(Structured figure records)
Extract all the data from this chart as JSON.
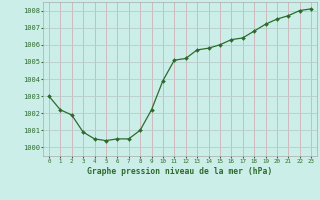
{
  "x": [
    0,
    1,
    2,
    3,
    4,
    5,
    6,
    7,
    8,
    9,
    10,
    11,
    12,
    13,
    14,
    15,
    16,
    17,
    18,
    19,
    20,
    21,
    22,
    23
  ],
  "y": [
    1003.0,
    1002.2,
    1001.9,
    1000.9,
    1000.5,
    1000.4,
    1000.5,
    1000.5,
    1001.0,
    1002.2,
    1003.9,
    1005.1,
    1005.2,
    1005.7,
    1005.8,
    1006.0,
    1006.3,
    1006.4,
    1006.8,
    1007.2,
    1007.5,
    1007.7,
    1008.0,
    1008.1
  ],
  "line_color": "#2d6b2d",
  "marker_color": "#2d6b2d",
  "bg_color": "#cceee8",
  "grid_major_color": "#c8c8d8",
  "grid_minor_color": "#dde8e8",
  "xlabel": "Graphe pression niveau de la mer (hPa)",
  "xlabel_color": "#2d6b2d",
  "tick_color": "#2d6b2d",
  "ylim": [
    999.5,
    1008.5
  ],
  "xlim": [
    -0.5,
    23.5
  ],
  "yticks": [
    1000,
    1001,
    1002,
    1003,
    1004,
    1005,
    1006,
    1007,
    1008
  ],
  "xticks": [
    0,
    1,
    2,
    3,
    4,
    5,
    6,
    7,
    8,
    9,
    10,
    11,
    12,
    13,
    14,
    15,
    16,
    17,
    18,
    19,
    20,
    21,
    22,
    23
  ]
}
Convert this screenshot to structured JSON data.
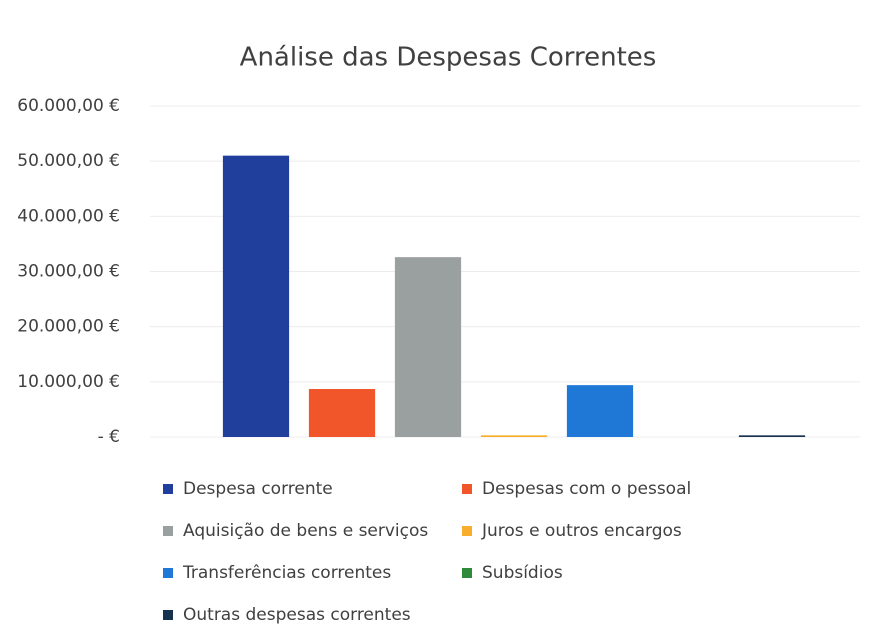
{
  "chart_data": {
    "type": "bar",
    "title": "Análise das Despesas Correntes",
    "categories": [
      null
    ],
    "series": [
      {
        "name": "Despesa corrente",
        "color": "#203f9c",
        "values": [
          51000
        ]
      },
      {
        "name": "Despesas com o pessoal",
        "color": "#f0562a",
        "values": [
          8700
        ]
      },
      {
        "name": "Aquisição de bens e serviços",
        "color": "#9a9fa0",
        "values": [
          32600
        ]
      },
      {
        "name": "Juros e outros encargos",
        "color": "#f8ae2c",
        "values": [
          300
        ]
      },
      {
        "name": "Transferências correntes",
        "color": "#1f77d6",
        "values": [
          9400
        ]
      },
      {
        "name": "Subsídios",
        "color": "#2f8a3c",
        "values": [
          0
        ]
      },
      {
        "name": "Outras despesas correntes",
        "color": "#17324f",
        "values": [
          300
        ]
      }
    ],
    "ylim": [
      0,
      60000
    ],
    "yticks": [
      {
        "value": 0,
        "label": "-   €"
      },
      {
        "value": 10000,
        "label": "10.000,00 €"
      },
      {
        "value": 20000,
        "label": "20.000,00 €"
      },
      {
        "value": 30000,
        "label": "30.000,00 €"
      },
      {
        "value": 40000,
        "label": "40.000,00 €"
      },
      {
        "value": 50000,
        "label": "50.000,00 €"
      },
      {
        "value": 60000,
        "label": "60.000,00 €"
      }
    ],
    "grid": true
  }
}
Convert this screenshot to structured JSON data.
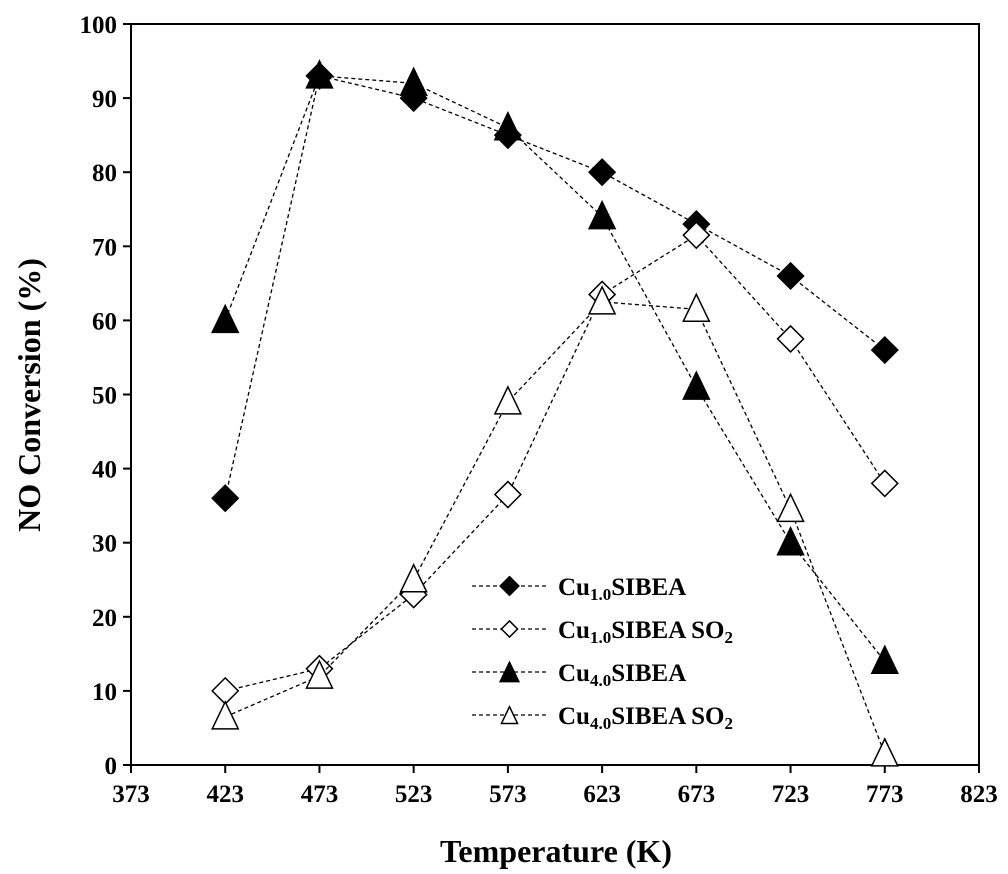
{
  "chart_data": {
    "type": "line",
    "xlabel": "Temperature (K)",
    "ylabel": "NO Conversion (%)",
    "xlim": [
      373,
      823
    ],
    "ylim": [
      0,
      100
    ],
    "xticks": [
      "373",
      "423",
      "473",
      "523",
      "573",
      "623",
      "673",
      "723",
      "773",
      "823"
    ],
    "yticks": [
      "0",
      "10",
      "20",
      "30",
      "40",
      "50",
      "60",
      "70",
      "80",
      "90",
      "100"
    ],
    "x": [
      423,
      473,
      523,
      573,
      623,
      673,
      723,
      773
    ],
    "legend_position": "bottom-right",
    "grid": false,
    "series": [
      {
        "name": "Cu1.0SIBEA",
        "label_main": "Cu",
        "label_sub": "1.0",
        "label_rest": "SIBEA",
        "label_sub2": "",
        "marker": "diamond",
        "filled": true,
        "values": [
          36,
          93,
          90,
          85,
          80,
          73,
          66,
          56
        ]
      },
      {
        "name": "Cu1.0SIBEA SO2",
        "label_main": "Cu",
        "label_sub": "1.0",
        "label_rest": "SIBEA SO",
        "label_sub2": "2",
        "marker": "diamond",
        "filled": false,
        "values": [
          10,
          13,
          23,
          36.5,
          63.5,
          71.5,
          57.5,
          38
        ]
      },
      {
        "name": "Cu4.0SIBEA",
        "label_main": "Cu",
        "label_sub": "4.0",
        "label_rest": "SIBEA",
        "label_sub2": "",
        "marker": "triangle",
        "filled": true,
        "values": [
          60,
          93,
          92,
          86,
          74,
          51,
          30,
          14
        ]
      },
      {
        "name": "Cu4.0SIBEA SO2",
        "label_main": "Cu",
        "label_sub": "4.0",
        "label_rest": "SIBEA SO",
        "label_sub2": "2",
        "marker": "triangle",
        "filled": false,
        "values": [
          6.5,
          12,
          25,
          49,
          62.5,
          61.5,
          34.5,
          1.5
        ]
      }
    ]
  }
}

■ Set task
Reproduce all the entries that precede this task, word for word, minus any pictures.

■ Finished task
Extract all the data from this chart as JSON.
{
  "x": [
    0,
    1,
    2,
    3,
    4,
    5,
    6,
    7,
    8,
    9,
    10,
    11,
    12,
    13,
    14,
    15,
    16,
    17,
    18,
    19,
    20,
    21,
    22,
    23
  ],
  "y": [
    1003.0,
    1002.2,
    1001.9,
    1000.9,
    1000.5,
    1000.4,
    1000.5,
    1000.5,
    1001.0,
    1002.2,
    1003.9,
    1005.1,
    1005.2,
    1005.7,
    1005.8,
    1006.0,
    1006.3,
    1006.4,
    1006.8,
    1007.2,
    1007.5,
    1007.7,
    1008.0,
    1008.1
  ],
  "line_color": "#2d6b2d",
  "marker_color": "#2d6b2d",
  "bg_color": "#cceee8",
  "grid_major_color": "#c8c8d8",
  "grid_minor_color": "#dde8e8",
  "xlabel": "Graphe pression niveau de la mer (hPa)",
  "xlabel_color": "#2d6b2d",
  "tick_color": "#2d6b2d",
  "ylim": [
    999.5,
    1008.5
  ],
  "xlim": [
    -0.5,
    23.5
  ],
  "yticks": [
    1000,
    1001,
    1002,
    1003,
    1004,
    1005,
    1006,
    1007,
    1008
  ],
  "xticks": [
    0,
    1,
    2,
    3,
    4,
    5,
    6,
    7,
    8,
    9,
    10,
    11,
    12,
    13,
    14,
    15,
    16,
    17,
    18,
    19,
    20,
    21,
    22,
    23
  ]
}
Convert this screenshot to structured JSON data.
{
  "chart_data": {
    "type": "bar",
    "title": "Análise das Despesas Correntes",
    "categories": [
      null
    ],
    "series": [
      {
        "name": "Despesa corrente",
        "color": "#203f9c",
        "values": [
          51000
        ]
      },
      {
        "name": "Despesas com o pessoal",
        "color": "#f0562a",
        "values": [
          8700
        ]
      },
      {
        "name": "Aquisição de bens e serviços",
        "color": "#9a9fa0",
        "values": [
          32600
        ]
      },
      {
        "name": "Juros e outros encargos",
        "color": "#f8ae2c",
        "values": [
          300
        ]
      },
      {
        "name": "Transferências correntes",
        "color": "#1f77d6",
        "values": [
          9400
        ]
      },
      {
        "name": "Subsídios",
        "color": "#2f8a3c",
        "values": [
          0
        ]
      },
      {
        "name": "Outras despesas correntes",
        "color": "#17324f",
        "values": [
          300
        ]
      }
    ],
    "ylim": [
      0,
      60000
    ],
    "yticks": [
      {
        "value": 0,
        "label": "-   €"
      },
      {
        "value": 10000,
        "label": "10.000,00 €"
      },
      {
        "value": 20000,
        "label": "20.000,00 €"
      },
      {
        "value": 30000,
        "label": "30.000,00 €"
      },
      {
        "value": 40000,
        "label": "40.000,00 €"
      },
      {
        "value": 50000,
        "label": "50.000,00 €"
      },
      {
        "value": 60000,
        "label": "60.000,00 €"
      }
    ],
    "grid": true
  }
}
Convert this screenshot to structured JSON data.
{
  "chart_data": {
    "type": "line",
    "xlabel": "Temperature (K)",
    "ylabel": "NO Conversion (%)",
    "xlim": [
      373,
      823
    ],
    "ylim": [
      0,
      100
    ],
    "xticks": [
      "373",
      "423",
      "473",
      "523",
      "573",
      "623",
      "673",
      "723",
      "773",
      "823"
    ],
    "yticks": [
      "0",
      "10",
      "20",
      "30",
      "40",
      "50",
      "60",
      "70",
      "80",
      "90",
      "100"
    ],
    "x": [
      423,
      473,
      523,
      573,
      623,
      673,
      723,
      773
    ],
    "legend_position": "bottom-right",
    "grid": false,
    "series": [
      {
        "name": "Cu1.0SIBEA",
        "label_main": "Cu",
        "label_sub": "1.0",
        "label_rest": "SIBEA",
        "label_sub2": "",
        "marker": "diamond",
        "filled": true,
        "values": [
          36,
          93,
          90,
          85,
          80,
          73,
          66,
          56
        ]
      },
      {
        "name": "Cu1.0SIBEA SO2",
        "label_main": "Cu",
        "label_sub": "1.0",
        "label_rest": "SIBEA SO",
        "label_sub2": "2",
        "marker": "diamond",
        "filled": false,
        "values": [
          10,
          13,
          23,
          36.5,
          63.5,
          71.5,
          57.5,
          38
        ]
      },
      {
        "name": "Cu4.0SIBEA",
        "label_main": "Cu",
        "label_sub": "4.0",
        "label_rest": "SIBEA",
        "label_sub2": "",
        "marker": "triangle",
        "filled": true,
        "values": [
          60,
          93,
          92,
          86,
          74,
          51,
          30,
          14
        ]
      },
      {
        "name": "Cu4.0SIBEA SO2",
        "label_main": "Cu",
        "label_sub": "4.0",
        "label_rest": "SIBEA SO",
        "label_sub2": "2",
        "marker": "triangle",
        "filled": false,
        "values": [
          6.5,
          12,
          25,
          49,
          62.5,
          61.5,
          34.5,
          1.5
        ]
      }
    ]
  }
}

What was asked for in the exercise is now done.